STATED GOAL
Take the lines beginning with the one that contains "Transcribe this image's" and ending with the one that contains "Give me the", and set them down exactly. Omit all pictures.

═══

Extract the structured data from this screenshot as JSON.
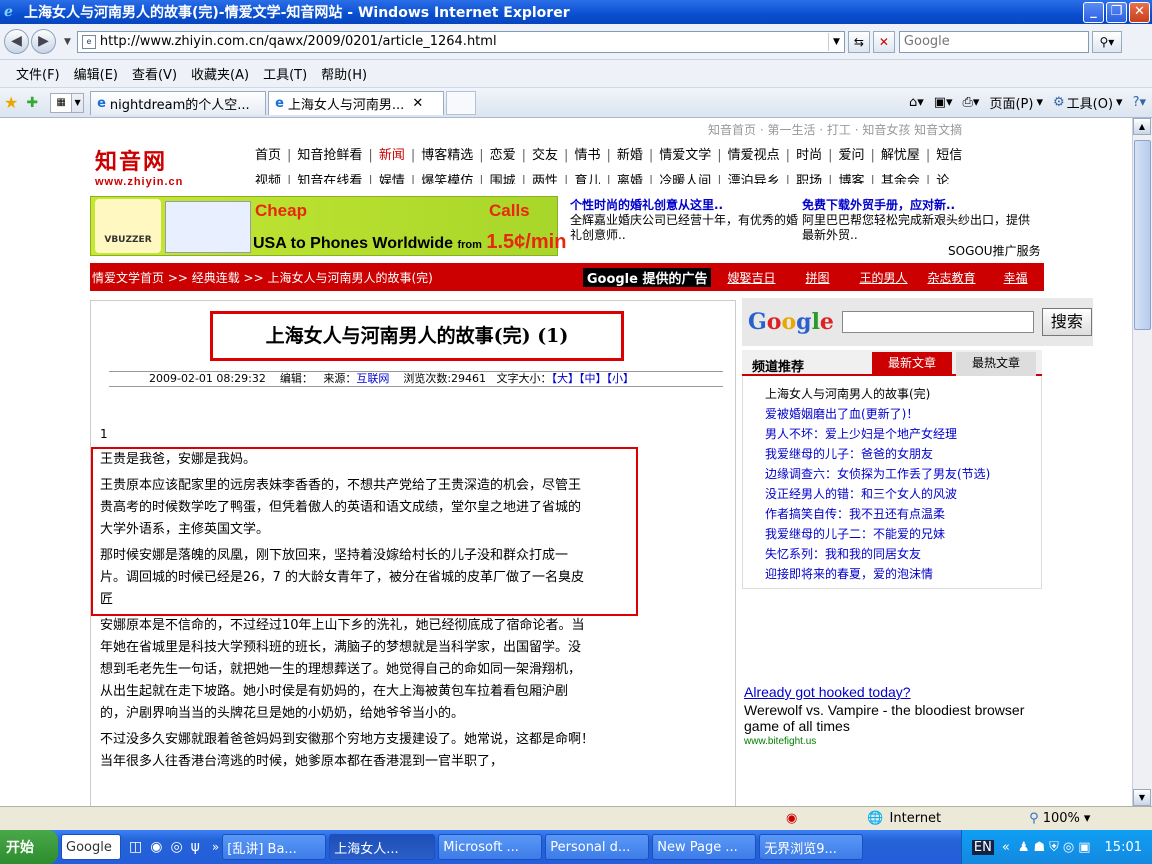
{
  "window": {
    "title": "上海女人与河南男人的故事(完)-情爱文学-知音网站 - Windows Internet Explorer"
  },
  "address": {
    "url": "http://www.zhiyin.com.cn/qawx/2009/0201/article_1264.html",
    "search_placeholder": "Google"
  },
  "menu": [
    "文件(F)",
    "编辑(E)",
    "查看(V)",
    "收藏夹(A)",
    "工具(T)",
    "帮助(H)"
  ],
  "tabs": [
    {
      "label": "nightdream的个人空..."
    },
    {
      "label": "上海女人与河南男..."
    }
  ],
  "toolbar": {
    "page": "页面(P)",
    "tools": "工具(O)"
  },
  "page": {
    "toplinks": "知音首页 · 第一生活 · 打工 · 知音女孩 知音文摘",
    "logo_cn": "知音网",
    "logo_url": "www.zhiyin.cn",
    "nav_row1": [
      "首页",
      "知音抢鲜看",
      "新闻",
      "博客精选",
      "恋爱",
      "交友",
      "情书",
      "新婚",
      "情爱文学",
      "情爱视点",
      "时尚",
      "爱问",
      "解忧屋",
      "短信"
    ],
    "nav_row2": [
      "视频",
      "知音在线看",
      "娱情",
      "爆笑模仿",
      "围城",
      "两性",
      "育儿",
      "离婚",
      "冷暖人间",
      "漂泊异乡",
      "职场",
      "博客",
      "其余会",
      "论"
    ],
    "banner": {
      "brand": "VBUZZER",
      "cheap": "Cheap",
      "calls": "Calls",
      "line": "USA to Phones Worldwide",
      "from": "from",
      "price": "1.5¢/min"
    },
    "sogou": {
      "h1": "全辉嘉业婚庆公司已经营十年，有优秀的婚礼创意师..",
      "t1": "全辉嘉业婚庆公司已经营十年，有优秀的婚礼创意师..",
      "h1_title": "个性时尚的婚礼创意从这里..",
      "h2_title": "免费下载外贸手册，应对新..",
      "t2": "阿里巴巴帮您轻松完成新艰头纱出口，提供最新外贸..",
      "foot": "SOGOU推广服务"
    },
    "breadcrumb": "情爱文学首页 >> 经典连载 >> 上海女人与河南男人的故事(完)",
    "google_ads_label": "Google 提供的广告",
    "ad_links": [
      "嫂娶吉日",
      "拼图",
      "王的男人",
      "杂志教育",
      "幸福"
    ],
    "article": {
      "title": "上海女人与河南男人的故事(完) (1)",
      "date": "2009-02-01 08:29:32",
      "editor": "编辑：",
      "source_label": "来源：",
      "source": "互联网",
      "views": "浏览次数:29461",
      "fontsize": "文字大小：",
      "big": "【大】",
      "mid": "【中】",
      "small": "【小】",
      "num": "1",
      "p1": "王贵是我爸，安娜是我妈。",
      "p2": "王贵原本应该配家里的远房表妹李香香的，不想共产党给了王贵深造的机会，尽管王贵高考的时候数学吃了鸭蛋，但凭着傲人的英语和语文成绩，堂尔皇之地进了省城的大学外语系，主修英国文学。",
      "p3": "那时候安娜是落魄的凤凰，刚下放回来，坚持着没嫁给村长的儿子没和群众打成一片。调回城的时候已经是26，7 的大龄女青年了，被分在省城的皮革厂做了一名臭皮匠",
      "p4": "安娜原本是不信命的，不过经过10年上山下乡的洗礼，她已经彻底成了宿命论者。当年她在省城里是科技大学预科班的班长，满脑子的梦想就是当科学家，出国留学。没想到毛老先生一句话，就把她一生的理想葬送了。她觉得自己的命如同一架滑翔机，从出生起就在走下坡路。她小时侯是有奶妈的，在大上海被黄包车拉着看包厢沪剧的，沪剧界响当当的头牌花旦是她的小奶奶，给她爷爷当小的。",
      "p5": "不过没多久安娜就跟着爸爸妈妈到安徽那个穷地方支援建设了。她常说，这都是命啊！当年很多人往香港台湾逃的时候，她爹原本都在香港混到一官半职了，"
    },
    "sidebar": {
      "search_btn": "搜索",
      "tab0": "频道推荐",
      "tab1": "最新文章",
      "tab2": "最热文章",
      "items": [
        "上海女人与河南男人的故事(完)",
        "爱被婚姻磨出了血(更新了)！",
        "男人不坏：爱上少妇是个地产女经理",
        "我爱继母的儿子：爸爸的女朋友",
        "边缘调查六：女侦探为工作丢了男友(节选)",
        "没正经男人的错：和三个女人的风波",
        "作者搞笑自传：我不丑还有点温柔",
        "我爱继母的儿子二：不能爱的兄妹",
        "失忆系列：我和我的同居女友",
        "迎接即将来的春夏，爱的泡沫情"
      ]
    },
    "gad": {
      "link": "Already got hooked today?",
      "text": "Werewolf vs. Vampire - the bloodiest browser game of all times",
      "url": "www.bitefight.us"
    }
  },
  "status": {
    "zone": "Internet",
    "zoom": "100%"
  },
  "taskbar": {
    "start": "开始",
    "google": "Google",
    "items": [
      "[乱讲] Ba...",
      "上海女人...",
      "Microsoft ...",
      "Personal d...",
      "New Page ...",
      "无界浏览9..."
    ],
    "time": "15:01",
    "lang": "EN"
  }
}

═══

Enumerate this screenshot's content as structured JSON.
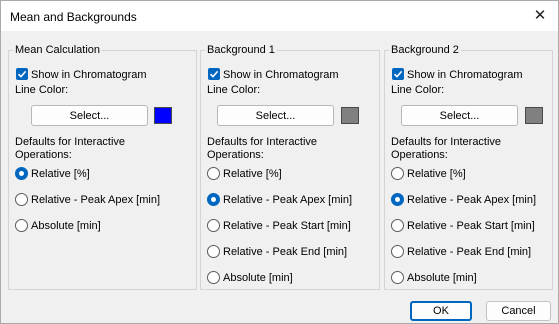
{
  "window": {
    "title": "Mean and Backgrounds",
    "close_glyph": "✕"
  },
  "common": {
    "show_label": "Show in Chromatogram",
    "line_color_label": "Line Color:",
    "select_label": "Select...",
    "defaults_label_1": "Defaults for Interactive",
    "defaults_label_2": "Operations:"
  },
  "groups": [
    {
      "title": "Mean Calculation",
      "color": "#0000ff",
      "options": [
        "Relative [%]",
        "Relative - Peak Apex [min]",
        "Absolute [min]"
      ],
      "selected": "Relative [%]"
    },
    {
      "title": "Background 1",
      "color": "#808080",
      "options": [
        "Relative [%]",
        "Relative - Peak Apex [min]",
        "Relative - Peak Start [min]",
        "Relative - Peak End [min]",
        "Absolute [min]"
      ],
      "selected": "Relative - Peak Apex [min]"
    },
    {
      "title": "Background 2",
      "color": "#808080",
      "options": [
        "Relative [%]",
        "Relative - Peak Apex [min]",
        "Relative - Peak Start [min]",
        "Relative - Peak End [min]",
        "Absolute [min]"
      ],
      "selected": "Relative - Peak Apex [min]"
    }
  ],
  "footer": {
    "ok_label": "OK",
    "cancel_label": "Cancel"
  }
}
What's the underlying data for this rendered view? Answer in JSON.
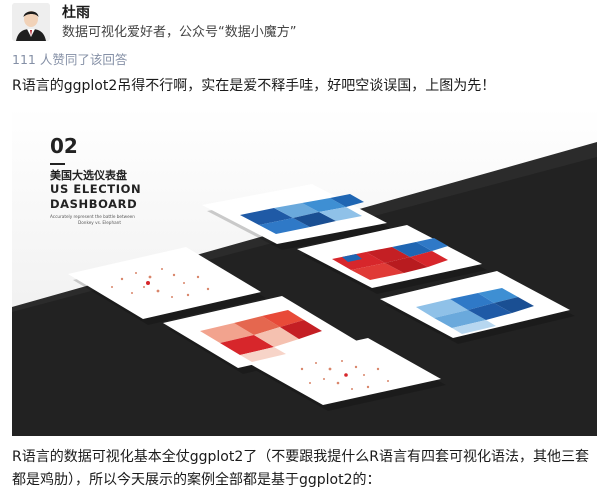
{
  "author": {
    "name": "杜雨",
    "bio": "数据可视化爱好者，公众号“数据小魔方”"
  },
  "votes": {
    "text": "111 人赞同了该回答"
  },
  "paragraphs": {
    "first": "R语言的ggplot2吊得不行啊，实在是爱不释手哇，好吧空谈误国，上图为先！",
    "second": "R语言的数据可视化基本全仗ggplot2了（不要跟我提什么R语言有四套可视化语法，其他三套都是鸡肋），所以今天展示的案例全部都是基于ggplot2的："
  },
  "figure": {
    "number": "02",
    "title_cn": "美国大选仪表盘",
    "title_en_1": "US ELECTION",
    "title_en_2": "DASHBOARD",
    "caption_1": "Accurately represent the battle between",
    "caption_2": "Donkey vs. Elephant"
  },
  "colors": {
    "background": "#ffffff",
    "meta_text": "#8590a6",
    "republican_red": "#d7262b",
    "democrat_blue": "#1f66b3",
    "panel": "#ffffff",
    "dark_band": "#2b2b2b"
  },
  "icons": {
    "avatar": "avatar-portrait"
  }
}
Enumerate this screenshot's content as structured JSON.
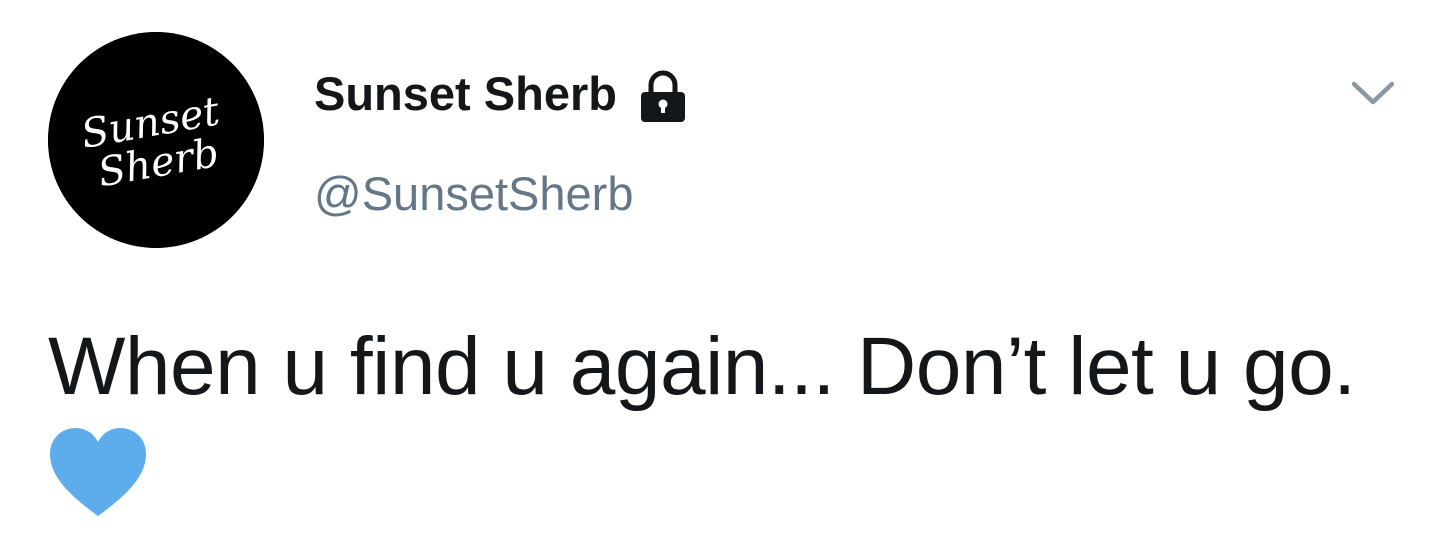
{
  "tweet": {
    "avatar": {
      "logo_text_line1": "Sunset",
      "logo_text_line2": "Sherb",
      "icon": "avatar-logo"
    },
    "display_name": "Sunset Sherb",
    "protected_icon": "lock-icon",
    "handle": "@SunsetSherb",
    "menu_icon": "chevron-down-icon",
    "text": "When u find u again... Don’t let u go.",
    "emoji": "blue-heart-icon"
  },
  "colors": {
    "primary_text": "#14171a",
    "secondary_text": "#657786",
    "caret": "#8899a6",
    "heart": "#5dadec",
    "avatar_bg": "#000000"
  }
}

═══

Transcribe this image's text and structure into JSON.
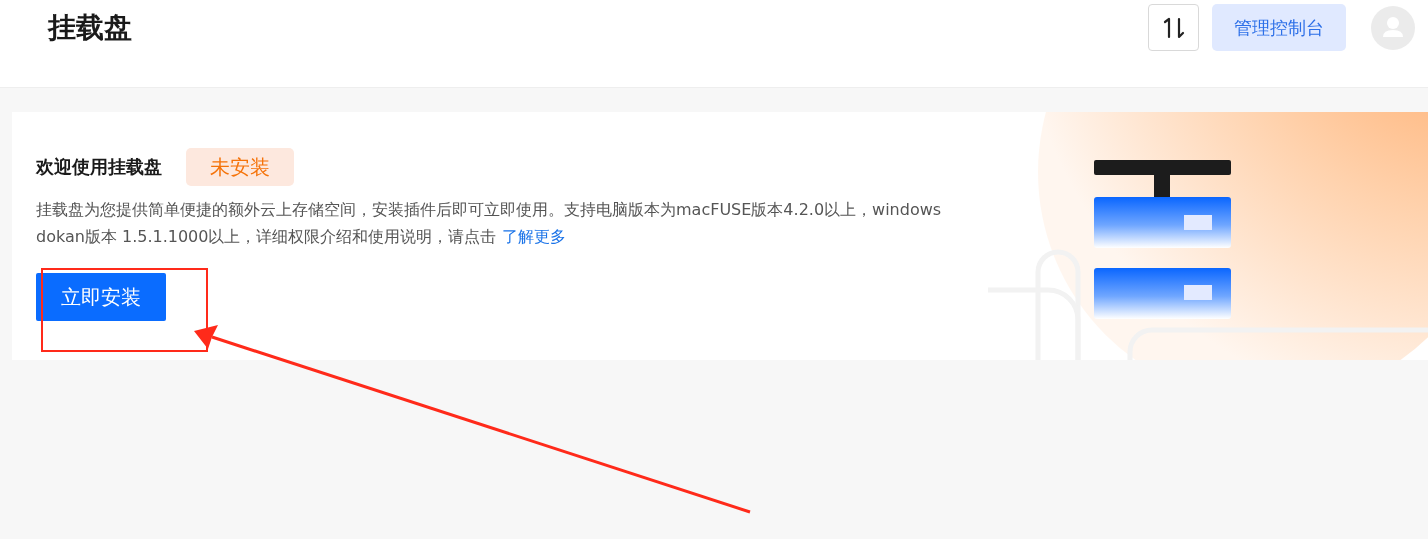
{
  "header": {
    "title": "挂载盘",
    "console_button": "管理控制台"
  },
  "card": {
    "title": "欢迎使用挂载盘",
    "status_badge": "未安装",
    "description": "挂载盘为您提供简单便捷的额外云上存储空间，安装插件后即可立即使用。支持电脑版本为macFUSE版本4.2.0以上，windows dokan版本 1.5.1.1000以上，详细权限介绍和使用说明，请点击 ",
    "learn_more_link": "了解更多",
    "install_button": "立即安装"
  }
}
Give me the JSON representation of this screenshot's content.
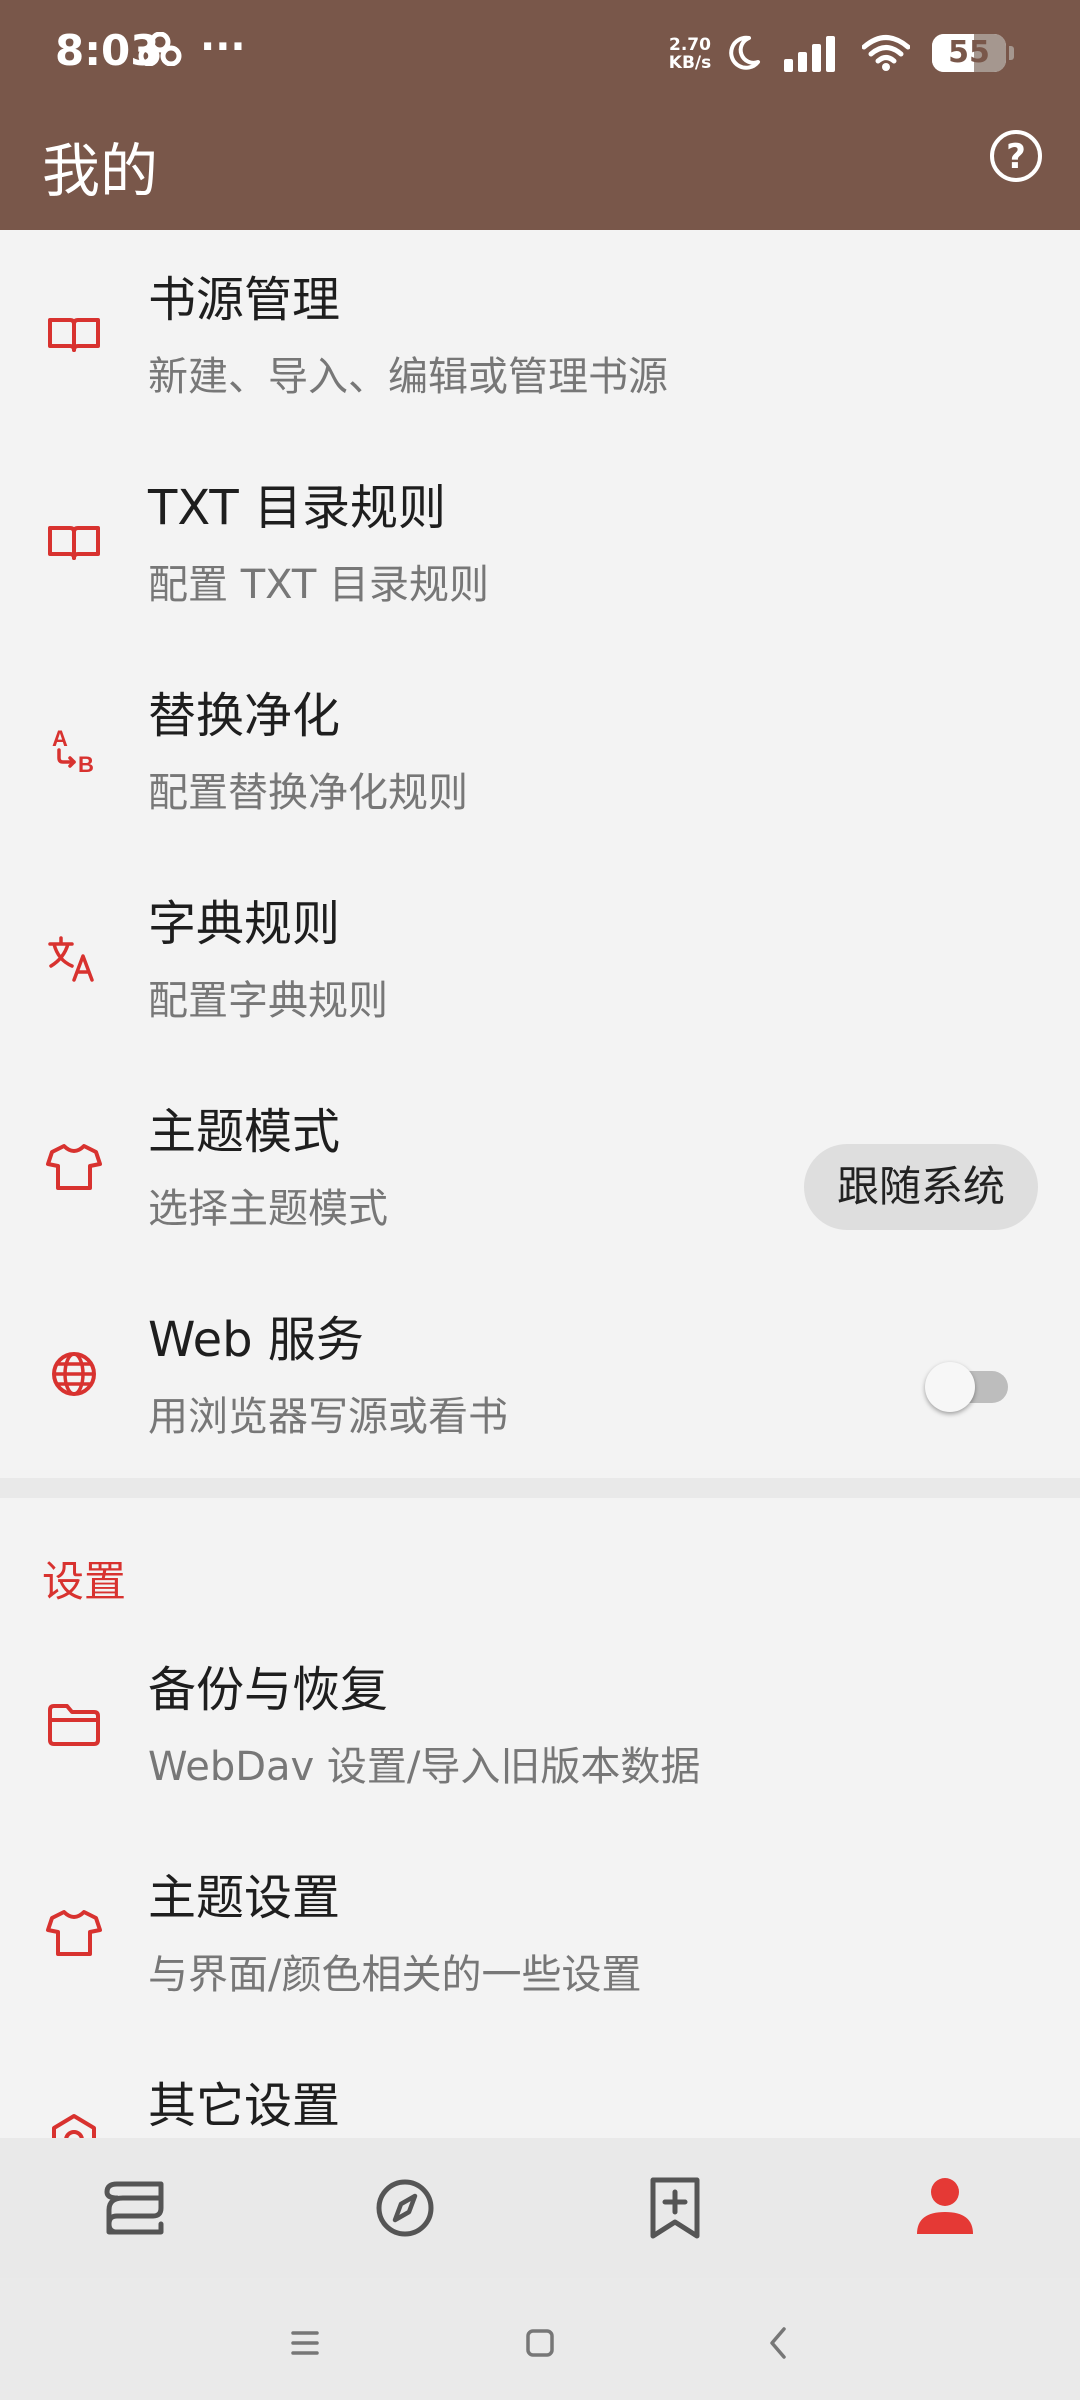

═══

RESPONSE BELOW
Transcribe this image's text and structure into JSON.
{
  "header": {
    "title": "挂载盘",
    "console_button": "管理控制台"
  },
  "card": {
    "title": "欢迎使用挂载盘",
    "status_badge": "未安装",
    "description": "挂载盘为您提供简单便捷的额外云上存储空间，安装插件后即可立即使用。支持电脑版本为macFUSE版本4.2.0以上，windows dokan版本 1.5.1.1000以上，详细权限介绍和使用说明，请点击 ",
    "learn_more_link": "了解更多",
    "install_button": "立即安装"
  }
}
Give me the JSON representation of this screenshot's content.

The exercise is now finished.